[START PROVIDED DATA]

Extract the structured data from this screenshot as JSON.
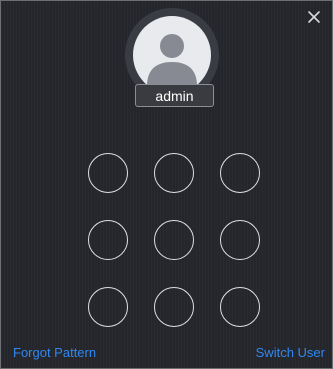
{
  "dialog": {
    "user": {
      "name": "admin"
    },
    "pattern": {
      "rows": 3,
      "cols": 3
    },
    "footer": {
      "forgot_label": "Forgot Pattern",
      "switch_label": "Switch User"
    },
    "colors": {
      "background": "#26272c",
      "link": "#2f88f0",
      "dot_stroke": "#dfe0e3"
    },
    "icons": [
      "close-icon",
      "user-avatar-icon"
    ]
  }
}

[END PROVIDED DATA]

- _AIM OF THE EXERCISE_
Transcribe the records above exactly, leaving out every picture.

- _FINISHED ANSWER_
Extract the structured data from this screenshot as JSON.
{
  "dialog": {
    "user": {
      "name": "admin"
    },
    "pattern": {
      "rows": 3,
      "cols": 3
    },
    "footer": {
      "forgot_label": "Forgot Pattern",
      "switch_label": "Switch User"
    },
    "colors": {
      "background": "#26272c",
      "link": "#2f88f0",
      "dot_stroke": "#dfe0e3"
    },
    "icons": [
      "close-icon",
      "user-avatar-icon"
    ]
  }
}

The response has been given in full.